======== Input data
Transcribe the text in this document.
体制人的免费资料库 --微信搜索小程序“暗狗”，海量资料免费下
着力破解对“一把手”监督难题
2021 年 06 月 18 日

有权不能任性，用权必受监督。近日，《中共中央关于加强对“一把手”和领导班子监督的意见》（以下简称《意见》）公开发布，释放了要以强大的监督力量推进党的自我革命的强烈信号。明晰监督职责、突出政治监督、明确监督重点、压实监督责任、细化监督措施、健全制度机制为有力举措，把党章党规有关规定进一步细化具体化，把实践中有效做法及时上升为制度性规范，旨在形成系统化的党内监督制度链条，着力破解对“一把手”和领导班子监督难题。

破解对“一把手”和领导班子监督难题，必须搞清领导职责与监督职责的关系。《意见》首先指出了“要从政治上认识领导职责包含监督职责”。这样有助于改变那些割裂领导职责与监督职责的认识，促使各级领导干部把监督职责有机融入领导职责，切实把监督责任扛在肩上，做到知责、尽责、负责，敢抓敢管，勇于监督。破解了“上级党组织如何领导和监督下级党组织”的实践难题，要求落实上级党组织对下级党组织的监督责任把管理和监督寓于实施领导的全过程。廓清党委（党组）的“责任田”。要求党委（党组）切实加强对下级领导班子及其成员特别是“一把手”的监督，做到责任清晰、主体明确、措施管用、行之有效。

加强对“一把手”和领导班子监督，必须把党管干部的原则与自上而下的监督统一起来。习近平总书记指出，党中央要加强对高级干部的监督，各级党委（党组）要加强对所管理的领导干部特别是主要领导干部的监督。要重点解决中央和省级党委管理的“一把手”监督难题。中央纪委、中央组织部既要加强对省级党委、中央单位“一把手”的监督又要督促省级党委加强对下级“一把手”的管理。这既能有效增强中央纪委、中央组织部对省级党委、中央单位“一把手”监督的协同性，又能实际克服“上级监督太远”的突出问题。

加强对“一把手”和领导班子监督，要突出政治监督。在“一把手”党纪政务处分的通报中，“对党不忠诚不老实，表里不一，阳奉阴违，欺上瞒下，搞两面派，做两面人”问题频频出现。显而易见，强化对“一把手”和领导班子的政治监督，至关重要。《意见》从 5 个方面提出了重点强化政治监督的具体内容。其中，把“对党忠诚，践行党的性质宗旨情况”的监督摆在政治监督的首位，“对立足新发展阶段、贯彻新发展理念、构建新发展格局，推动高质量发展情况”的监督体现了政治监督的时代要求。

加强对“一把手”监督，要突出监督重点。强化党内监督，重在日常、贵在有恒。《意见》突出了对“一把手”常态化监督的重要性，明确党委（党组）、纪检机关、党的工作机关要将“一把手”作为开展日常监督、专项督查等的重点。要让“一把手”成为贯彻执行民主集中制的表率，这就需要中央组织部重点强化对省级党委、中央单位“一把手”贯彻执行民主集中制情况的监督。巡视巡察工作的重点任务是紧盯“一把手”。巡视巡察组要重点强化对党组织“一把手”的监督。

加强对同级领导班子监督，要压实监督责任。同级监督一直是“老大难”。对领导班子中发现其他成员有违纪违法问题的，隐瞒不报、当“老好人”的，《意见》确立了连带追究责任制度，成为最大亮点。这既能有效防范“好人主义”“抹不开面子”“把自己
================
:: What to work on ::
Among the entries above, how many lines include the word "着力破解对"? Give the number with no comment.

:: Task result ::
2